▶ **Task to carry out**
Tell how many lines in the data below include the word "JSON". The answer is the number only.

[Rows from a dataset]
[BEGIN]

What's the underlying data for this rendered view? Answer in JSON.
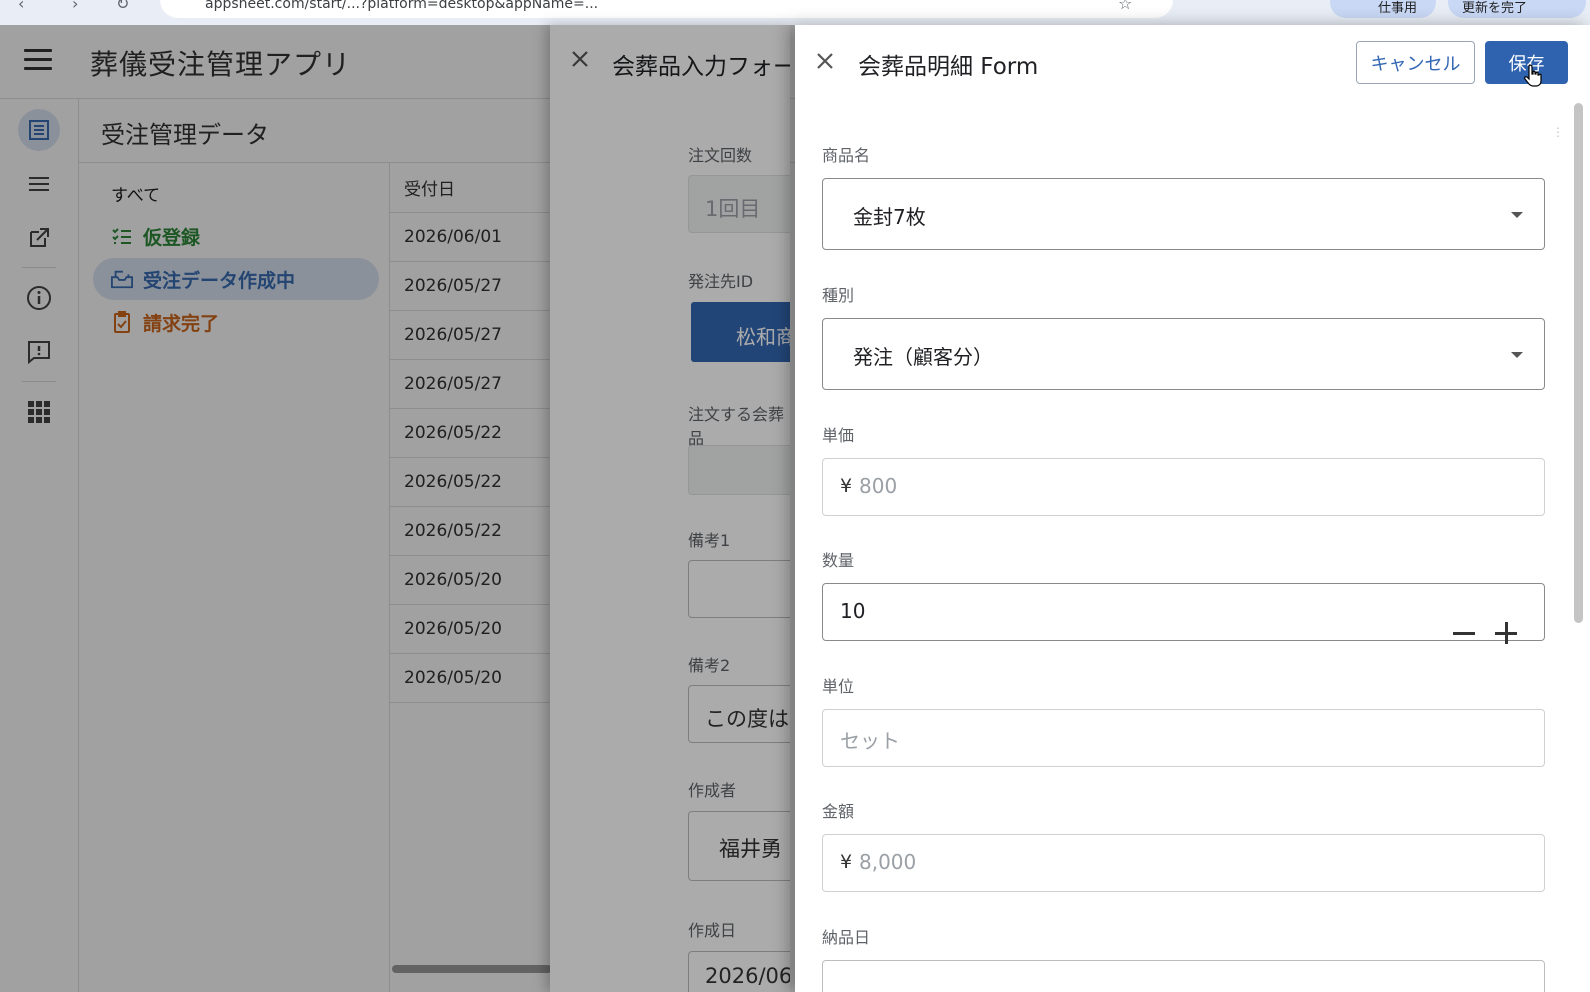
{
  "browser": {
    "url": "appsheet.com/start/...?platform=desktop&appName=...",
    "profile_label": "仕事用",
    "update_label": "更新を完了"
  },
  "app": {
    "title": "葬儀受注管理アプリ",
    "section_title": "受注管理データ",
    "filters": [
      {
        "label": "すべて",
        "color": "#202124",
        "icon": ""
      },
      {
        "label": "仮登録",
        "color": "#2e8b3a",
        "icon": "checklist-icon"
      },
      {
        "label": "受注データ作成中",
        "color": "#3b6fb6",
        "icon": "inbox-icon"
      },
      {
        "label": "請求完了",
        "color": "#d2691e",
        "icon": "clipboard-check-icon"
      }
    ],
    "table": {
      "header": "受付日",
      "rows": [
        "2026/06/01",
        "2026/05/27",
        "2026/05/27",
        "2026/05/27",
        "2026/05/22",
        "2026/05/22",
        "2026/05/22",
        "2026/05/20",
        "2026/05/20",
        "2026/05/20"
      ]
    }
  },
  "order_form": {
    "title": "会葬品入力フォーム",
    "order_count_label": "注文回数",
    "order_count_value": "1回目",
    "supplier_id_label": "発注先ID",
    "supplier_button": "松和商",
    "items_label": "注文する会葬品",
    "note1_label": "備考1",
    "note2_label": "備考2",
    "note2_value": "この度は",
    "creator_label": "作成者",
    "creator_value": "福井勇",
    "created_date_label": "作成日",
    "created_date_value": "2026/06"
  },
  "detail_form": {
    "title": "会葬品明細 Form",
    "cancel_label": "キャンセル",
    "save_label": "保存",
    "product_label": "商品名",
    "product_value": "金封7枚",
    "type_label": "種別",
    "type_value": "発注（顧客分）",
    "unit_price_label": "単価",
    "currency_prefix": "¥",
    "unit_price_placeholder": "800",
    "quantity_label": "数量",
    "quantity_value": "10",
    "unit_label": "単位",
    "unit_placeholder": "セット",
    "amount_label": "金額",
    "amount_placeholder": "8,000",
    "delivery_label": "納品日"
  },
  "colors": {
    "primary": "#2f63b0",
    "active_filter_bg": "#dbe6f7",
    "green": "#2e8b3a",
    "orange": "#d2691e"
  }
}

[END]
[BEGIN]

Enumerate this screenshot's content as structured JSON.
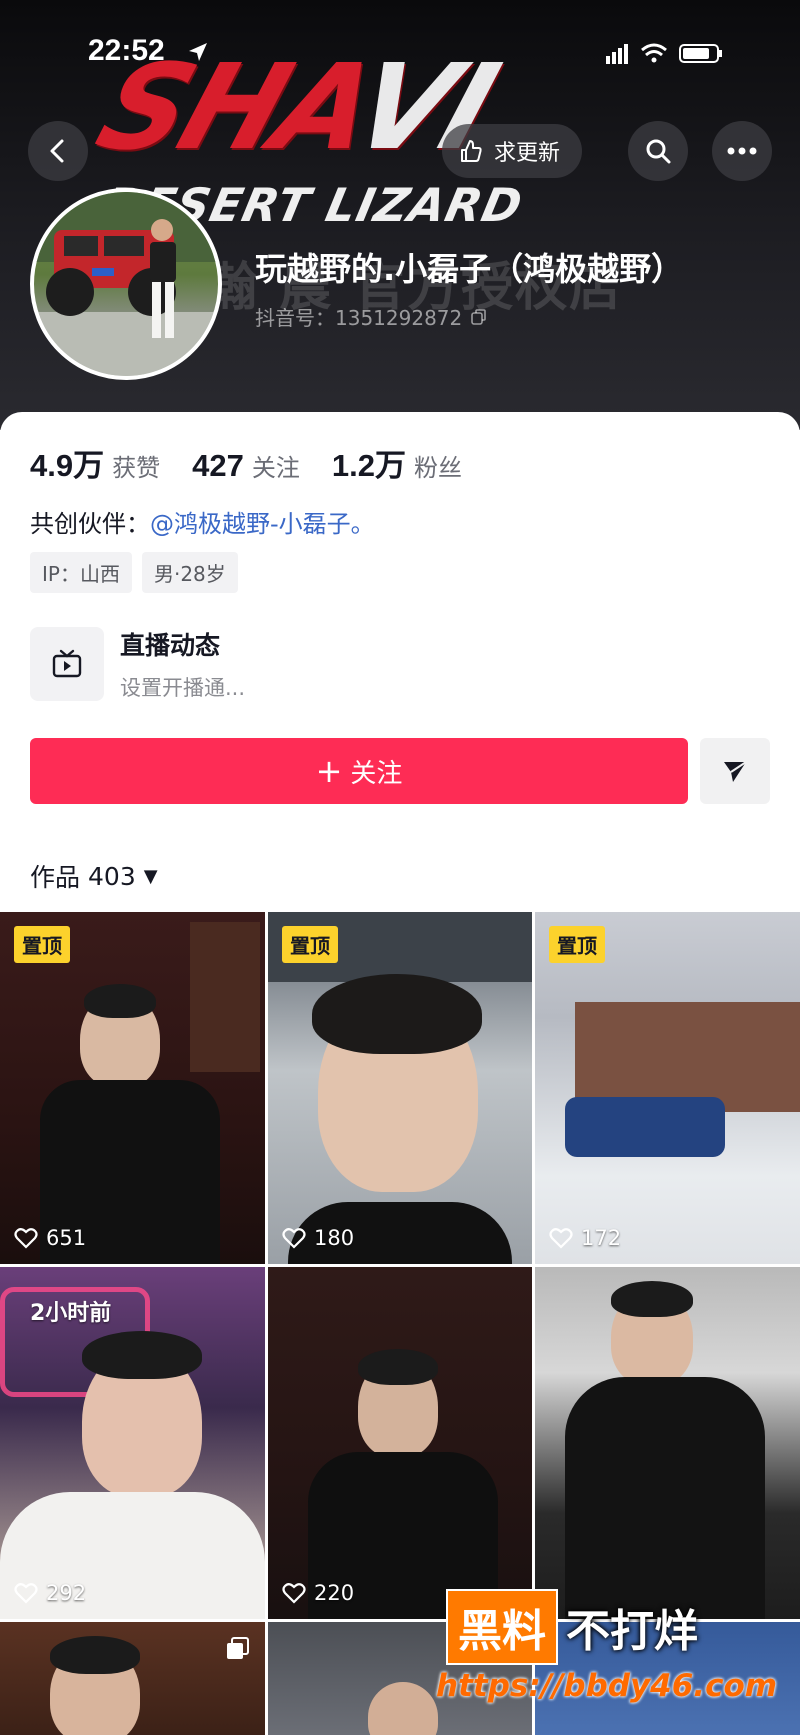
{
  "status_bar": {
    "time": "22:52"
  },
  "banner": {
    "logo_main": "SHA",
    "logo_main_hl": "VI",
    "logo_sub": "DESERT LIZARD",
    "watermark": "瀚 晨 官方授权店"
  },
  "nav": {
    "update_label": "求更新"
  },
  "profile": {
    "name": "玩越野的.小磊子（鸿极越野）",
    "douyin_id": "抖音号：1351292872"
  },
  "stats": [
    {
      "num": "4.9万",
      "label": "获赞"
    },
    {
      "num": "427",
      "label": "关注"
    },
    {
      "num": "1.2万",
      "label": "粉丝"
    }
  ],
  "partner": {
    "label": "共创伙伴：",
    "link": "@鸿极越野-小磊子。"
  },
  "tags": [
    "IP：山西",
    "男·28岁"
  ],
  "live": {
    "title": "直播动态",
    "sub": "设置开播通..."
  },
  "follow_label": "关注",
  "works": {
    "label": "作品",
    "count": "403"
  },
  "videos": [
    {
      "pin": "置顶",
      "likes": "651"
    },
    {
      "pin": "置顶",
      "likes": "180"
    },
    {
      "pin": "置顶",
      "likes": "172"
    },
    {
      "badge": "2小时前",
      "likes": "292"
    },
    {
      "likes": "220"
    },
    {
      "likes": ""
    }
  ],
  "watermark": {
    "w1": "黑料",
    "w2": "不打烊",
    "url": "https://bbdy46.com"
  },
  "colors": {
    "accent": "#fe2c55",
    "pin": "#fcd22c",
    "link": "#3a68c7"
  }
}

[END]

▶ **In response**
2